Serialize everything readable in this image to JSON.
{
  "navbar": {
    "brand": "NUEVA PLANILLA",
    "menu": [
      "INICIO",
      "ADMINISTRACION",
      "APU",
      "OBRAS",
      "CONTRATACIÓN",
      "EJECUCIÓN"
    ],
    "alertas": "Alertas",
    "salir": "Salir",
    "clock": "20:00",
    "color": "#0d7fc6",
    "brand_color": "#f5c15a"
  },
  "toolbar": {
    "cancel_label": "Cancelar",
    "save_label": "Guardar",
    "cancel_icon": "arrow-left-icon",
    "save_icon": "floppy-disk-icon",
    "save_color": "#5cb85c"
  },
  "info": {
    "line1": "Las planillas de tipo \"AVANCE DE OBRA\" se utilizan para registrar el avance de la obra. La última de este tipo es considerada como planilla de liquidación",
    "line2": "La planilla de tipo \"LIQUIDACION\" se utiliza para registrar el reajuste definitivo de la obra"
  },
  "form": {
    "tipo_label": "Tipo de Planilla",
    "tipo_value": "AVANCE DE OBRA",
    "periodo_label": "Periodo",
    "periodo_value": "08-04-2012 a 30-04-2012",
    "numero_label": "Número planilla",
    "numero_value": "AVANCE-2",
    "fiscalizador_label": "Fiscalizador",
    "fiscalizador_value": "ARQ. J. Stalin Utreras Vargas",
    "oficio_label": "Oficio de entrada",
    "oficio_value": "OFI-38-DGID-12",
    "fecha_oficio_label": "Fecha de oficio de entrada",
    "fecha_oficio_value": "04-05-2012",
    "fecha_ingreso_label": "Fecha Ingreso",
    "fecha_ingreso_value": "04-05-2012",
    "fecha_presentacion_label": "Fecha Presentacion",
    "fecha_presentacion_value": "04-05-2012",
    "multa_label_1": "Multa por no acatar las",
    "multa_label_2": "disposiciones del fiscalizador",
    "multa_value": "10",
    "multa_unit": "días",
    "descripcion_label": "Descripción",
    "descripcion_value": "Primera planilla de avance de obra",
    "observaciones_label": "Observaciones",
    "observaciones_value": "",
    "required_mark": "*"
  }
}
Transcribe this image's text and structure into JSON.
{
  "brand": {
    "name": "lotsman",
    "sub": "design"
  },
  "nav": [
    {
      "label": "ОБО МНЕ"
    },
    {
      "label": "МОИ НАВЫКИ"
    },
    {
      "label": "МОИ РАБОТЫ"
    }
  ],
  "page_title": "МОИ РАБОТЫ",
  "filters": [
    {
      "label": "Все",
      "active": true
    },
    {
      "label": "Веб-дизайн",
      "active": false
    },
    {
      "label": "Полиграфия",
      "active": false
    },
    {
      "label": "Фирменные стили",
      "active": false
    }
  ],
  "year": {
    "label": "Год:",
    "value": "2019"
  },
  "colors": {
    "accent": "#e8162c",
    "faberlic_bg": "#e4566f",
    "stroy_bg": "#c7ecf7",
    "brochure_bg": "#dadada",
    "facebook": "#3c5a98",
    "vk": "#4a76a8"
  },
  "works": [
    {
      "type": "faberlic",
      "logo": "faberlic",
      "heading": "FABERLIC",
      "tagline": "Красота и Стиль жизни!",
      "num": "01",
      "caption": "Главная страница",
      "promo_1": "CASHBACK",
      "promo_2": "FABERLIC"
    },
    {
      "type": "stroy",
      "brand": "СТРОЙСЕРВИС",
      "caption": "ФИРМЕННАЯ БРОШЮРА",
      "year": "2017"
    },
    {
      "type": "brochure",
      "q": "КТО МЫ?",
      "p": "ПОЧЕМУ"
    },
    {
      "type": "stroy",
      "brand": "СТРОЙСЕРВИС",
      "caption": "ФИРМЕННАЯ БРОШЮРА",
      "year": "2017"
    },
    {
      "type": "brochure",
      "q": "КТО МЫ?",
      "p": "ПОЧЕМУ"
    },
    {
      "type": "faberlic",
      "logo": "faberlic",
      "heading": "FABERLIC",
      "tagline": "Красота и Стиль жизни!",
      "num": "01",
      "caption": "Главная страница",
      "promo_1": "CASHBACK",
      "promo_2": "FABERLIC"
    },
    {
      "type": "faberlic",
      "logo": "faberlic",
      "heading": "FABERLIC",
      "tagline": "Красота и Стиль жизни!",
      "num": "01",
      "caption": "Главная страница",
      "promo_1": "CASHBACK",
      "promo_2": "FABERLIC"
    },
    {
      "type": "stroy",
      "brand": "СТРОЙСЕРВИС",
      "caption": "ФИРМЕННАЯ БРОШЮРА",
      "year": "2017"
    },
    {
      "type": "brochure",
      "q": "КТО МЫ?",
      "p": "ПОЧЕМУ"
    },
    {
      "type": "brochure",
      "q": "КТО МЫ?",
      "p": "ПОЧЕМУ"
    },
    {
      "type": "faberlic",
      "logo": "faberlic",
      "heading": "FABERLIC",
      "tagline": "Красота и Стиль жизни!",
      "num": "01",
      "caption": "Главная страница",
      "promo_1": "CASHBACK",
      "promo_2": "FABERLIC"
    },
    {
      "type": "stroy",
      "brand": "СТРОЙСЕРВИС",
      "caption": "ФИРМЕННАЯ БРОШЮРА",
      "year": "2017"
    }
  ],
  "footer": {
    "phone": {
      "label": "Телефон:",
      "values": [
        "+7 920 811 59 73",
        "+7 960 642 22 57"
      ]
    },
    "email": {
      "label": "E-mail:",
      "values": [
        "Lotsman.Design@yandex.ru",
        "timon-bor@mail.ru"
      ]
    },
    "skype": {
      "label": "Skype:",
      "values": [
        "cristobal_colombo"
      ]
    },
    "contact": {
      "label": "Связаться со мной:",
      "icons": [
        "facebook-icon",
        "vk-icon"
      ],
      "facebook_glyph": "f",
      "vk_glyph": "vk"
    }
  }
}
•••
• _TASK_
Go through the records and print each one exactly.

• _WRITTEN RESPONSE_
Serialize everything readable in this image to JSON.
{
  "navbar": {
    "brand": "NUEVA PLANILLA",
    "menu": [
      "INICIO",
      "ADMINISTRACION",
      "APU",
      "OBRAS",
      "CONTRATACIÓN",
      "EJECUCIÓN"
    ],
    "alertas": "Alertas",
    "salir": "Salir",
    "clock": "20:00",
    "color": "#0d7fc6",
    "brand_color": "#f5c15a"
  },
  "toolbar": {
    "cancel_label": "Cancelar",
    "save_label": "Guardar",
    "cancel_icon": "arrow-left-icon",
    "save_icon": "floppy-disk-icon",
    "save_color": "#5cb85c"
  },
  "info": {
    "line1": "Las planillas de tipo \"AVANCE DE OBRA\" se utilizan para registrar el avance de la obra. La última de este tipo es considerada como planilla de liquidación",
    "line2": "La planilla de tipo \"LIQUIDACION\" se utiliza para registrar el reajuste definitivo de la obra"
  },
  "form": {
    "tipo_label": "Tipo de Planilla",
    "tipo_value": "AVANCE DE OBRA",
    "periodo_label": "Periodo",
    "periodo_value": "08-04-2012 a 30-04-2012",
    "numero_label": "Número planilla",
    "numero_value": "AVANCE-2",
    "fiscalizador_label": "Fiscalizador",
    "fiscalizador_value": "ARQ. J. Stalin Utreras Vargas",
    "oficio_label": "Oficio de entrada",
    "oficio_value": "OFI-38-DGID-12",
    "fecha_oficio_label": "Fecha de oficio de entrada",
    "fecha_oficio_value": "04-05-2012",
    "fecha_ingreso_label": "Fecha Ingreso",
    "fecha_ingreso_value": "04-05-2012",
    "fecha_presentacion_label": "Fecha Presentacion",
    "fecha_presentacion_value": "04-05-2012",
    "multa_label_1": "Multa por no acatar las",
    "multa_label_2": "disposiciones del fiscalizador",
    "multa_value": "10",
    "multa_unit": "días",
    "descripcion_label": "Descripción",
    "descripcion_value": "Primera planilla de avance de obra",
    "observaciones_label": "Observaciones",
    "observaciones_value": "",
    "required_mark": "*"
  }
}
Transcribe this image's text and structure into JSON.
{
  "brand": {
    "name": "lotsman",
    "sub": "design"
  },
  "nav": [
    {
      "label": "ОБО МНЕ"
    },
    {
      "label": "МОИ НАВЫКИ"
    },
    {
      "label": "МОИ РАБОТЫ"
    }
  ],
  "page_title": "МОИ РАБОТЫ",
  "filters": [
    {
      "label": "Все",
      "active": true
    },
    {
      "label": "Веб-дизайн",
      "active": false
    },
    {
      "label": "Полиграфия",
      "active": false
    },
    {
      "label": "Фирменные стили",
      "active": false
    }
  ],
  "year": {
    "label": "Год:",
    "value": "2019"
  },
  "colors": {
    "accent": "#e8162c",
    "faberlic_bg": "#e4566f",
    "stroy_bg": "#c7ecf7",
    "brochure_bg": "#dadada",
    "facebook": "#3c5a98",
    "vk": "#4a76a8"
  },
  "works": [
    {
      "type": "faberlic",
      "logo": "faberlic",
      "heading": "FABERLIC",
      "tagline": "Красота и Стиль жизни!",
      "num": "01",
      "caption": "Главная страница",
      "promo_1": "CASHBACK",
      "promo_2": "FABERLIC"
    },
    {
      "type": "stroy",
      "brand": "СТРОЙСЕРВИС",
      "caption": "ФИРМЕННАЯ БРОШЮРА",
      "year": "2017"
    },
    {
      "type": "brochure",
      "q": "КТО МЫ?",
      "p": "ПОЧЕМУ"
    },
    {
      "type": "stroy",
      "brand": "СТРОЙСЕРВИС",
      "caption": "ФИРМЕННАЯ БРОШЮРА",
      "year": "2017"
    },
    {
      "type": "brochure",
      "q": "КТО МЫ?",
      "p": "ПОЧЕМУ"
    },
    {
      "type": "faberlic",
      "logo": "faberlic",
      "heading": "FABERLIC",
      "tagline": "Красота и Стиль жизни!",
      "num": "01",
      "caption": "Главная страница",
      "promo_1": "CASHBACK",
      "promo_2": "FABERLIC"
    },
    {
      "type": "faberlic",
      "logo": "faberlic",
      "heading": "FABERLIC",
      "tagline": "Красота и Стиль жизни!",
      "num": "01",
      "caption": "Главная страница",
      "promo_1": "CASHBACK",
      "promo_2": "FABERLIC"
    },
    {
      "type": "stroy",
      "brand": "СТРОЙСЕРВИС",
      "caption": "ФИРМЕННАЯ БРОШЮРА",
      "year": "2017"
    },
    {
      "type": "brochure",
      "q": "КТО МЫ?",
      "p": "ПОЧЕМУ"
    },
    {
      "type": "brochure",
      "q": "КТО МЫ?",
      "p": "ПОЧЕМУ"
    },
    {
      "type": "faberlic",
      "logo": "faberlic",
      "heading": "FABERLIC",
      "tagline": "Красота и Стиль жизни!",
      "num": "01",
      "caption": "Главная страница",
      "promo_1": "CASHBACK",
      "promo_2": "FABERLIC"
    },
    {
      "type": "stroy",
      "brand": "СТРОЙСЕРВИС",
      "caption": "ФИРМЕННАЯ БРОШЮРА",
      "year": "2017"
    }
  ],
  "footer": {
    "phone": {
      "label": "Телефон:",
      "values": [
        "+7 920 811 59 73",
        "+7 960 642 22 57"
      ]
    },
    "email": {
      "label": "E-mail:",
      "values": [
        "Lotsman.Design@yandex.ru",
        "timon-bor@mail.ru"
      ]
    },
    "skype": {
      "label": "Skype:",
      "values": [
        "cristobal_colombo"
      ]
    },
    "contact": {
      "label": "Связаться со мной:",
      "icons": [
        "facebook-icon",
        "vk-icon"
      ],
      "facebook_glyph": "f",
      "vk_glyph": "vk"
    }
  }
}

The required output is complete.